Collected data entries
* START *

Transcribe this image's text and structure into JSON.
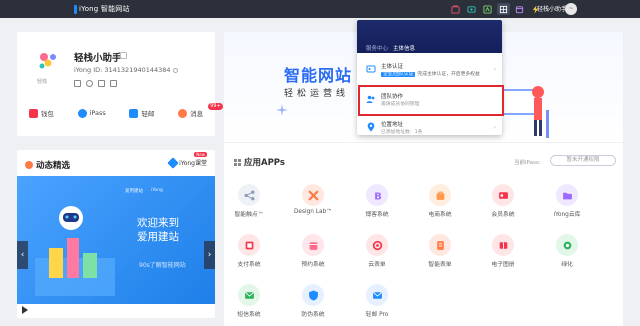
{
  "topbar": {
    "logo_text": "iYong 智能网站",
    "user_name": "轻栈小助手",
    "avatar_text": "~"
  },
  "profile": {
    "name": "轻栈小助手",
    "id_label": "iYong ID: 3141321940144384",
    "bot_caption": "轻栈"
  },
  "quick_menu": [
    {
      "label": "钱包",
      "color": "#f5334a"
    },
    {
      "label": "iPass",
      "color": "#1e8bff"
    },
    {
      "label": "轻邮",
      "color": "#1e8bff"
    },
    {
      "label": "消息",
      "color": "#ff7a45",
      "badge": "99+"
    }
  ],
  "promo": {
    "title": "动态精选",
    "tag_label": "iYong课堂",
    "tag_new": "New",
    "banner_line1": "欢迎来到",
    "banner_line2": "爱用建站",
    "banner_sub": "90s了解智能网站",
    "banner_logo1": "爱用建站",
    "banner_logo2": "iYong"
  },
  "hero": {
    "title": "智能网站",
    "subtitle": "轻松运营线"
  },
  "apps_section": {
    "title": "应用APPs",
    "ipass_label": "当前iPass:",
    "ipass_button": "暂未开通权限"
  },
  "apps": [
    {
      "label": "智能触点™",
      "color": "#eef1f6",
      "fg": "#8c9bb5"
    },
    {
      "label": "Design Lab™",
      "color": "#ffe8e0",
      "fg": "#ff7a45"
    },
    {
      "label": "博客系统",
      "color": "#f0e8ff",
      "fg": "#9b6bff"
    },
    {
      "label": "电商系统",
      "color": "#ffeede",
      "fg": "#ff9a4a"
    },
    {
      "label": "会员系统",
      "color": "#ffe6e6",
      "fg": "#f5334a"
    },
    {
      "label": "iYong云库",
      "color": "#f0e8ff",
      "fg": "#9b6bff"
    },
    {
      "label": "支付系统",
      "color": "#ffe6e6",
      "fg": "#f5334a"
    },
    {
      "label": "预约系统",
      "color": "#ffe6ea",
      "fg": "#ff6b8a"
    },
    {
      "label": "云表单",
      "color": "#ffe6e6",
      "fg": "#f5334a"
    },
    {
      "label": "智能表单",
      "color": "#ffe8e0",
      "fg": "#ff7a45"
    },
    {
      "label": "电子图册",
      "color": "#ffe6e6",
      "fg": "#f5334a"
    },
    {
      "label": "绿化",
      "color": "#e2f7e7",
      "fg": "#2db35d"
    },
    {
      "label": "短信系统",
      "color": "#e2f7e7",
      "fg": "#2db35d"
    },
    {
      "label": "防伪系统",
      "color": "#e6f0ff",
      "fg": "#1e8bff"
    },
    {
      "label": "轻邮 Pro",
      "color": "#e6f0ff",
      "fg": "#1e8bff"
    }
  ],
  "dropdown": {
    "head_label": "服务中心",
    "head_active": "主体信息",
    "items": [
      {
        "title": "主体认证",
        "chip": "企业/团队认证",
        "sub": "完成主体认证，开启更多权益"
      },
      {
        "title": "团队协作",
        "chip": "",
        "sub": "邀请成员协同管理"
      },
      {
        "title": "位置地址",
        "chip": "",
        "sub": "已添加地址数：1条"
      }
    ]
  }
}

* END *

Images in the data above are to be skipped. Retype all other material exactly.

Transcribe this image's text and structure into JSON.
{
  "topbar": {
    "logo_text": "iYong 智能网站",
    "user_name": "轻栈小助手",
    "avatar_text": "~"
  },
  "profile": {
    "name": "轻栈小助手",
    "id_label": "iYong ID: 3141321940144384",
    "bot_caption": "轻栈"
  },
  "quick_menu": [
    {
      "label": "钱包",
      "color": "#f5334a"
    },
    {
      "label": "iPass",
      "color": "#1e8bff"
    },
    {
      "label": "轻邮",
      "color": "#1e8bff"
    },
    {
      "label": "消息",
      "color": "#ff7a45",
      "badge": "99+"
    }
  ],
  "promo": {
    "title": "动态精选",
    "tag_label": "iYong课堂",
    "tag_new": "New",
    "banner_line1": "欢迎来到",
    "banner_line2": "爱用建站",
    "banner_sub": "90s了解智能网站",
    "banner_logo1": "爱用建站",
    "banner_logo2": "iYong"
  },
  "hero": {
    "title": "智能网站",
    "subtitle": "轻松运营线"
  },
  "apps_section": {
    "title": "应用APPs",
    "ipass_label": "当前iPass:",
    "ipass_button": "暂未开通权限"
  },
  "apps": [
    {
      "label": "智能触点™",
      "color": "#eef1f6",
      "fg": "#8c9bb5"
    },
    {
      "label": "Design Lab™",
      "color": "#ffe8e0",
      "fg": "#ff7a45"
    },
    {
      "label": "博客系统",
      "color": "#f0e8ff",
      "fg": "#9b6bff"
    },
    {
      "label": "电商系统",
      "color": "#ffeede",
      "fg": "#ff9a4a"
    },
    {
      "label": "会员系统",
      "color": "#ffe6e6",
      "fg": "#f5334a"
    },
    {
      "label": "iYong云库",
      "color": "#f0e8ff",
      "fg": "#9b6bff"
    },
    {
      "label": "支付系统",
      "color": "#ffe6e6",
      "fg": "#f5334a"
    },
    {
      "label": "预约系统",
      "color": "#ffe6ea",
      "fg": "#ff6b8a"
    },
    {
      "label": "云表单",
      "color": "#ffe6e6",
      "fg": "#f5334a"
    },
    {
      "label": "智能表单",
      "color": "#ffe8e0",
      "fg": "#ff7a45"
    },
    {
      "label": "电子图册",
      "color": "#ffe6e6",
      "fg": "#f5334a"
    },
    {
      "label": "绿化",
      "color": "#e2f7e7",
      "fg": "#2db35d"
    },
    {
      "label": "短信系统",
      "color": "#e2f7e7",
      "fg": "#2db35d"
    },
    {
      "label": "防伪系统",
      "color": "#e6f0ff",
      "fg": "#1e8bff"
    },
    {
      "label": "轻邮 Pro",
      "color": "#e6f0ff",
      "fg": "#1e8bff"
    }
  ],
  "dropdown": {
    "head_label": "服务中心",
    "head_active": "主体信息",
    "items": [
      {
        "title": "主体认证",
        "chip": "企业/团队认证",
        "sub": "完成主体认证，开启更多权益"
      },
      {
        "title": "团队协作",
        "chip": "",
        "sub": "邀请成员协同管理"
      },
      {
        "title": "位置地址",
        "chip": "",
        "sub": "已添加地址数：1条"
      }
    ]
  }
}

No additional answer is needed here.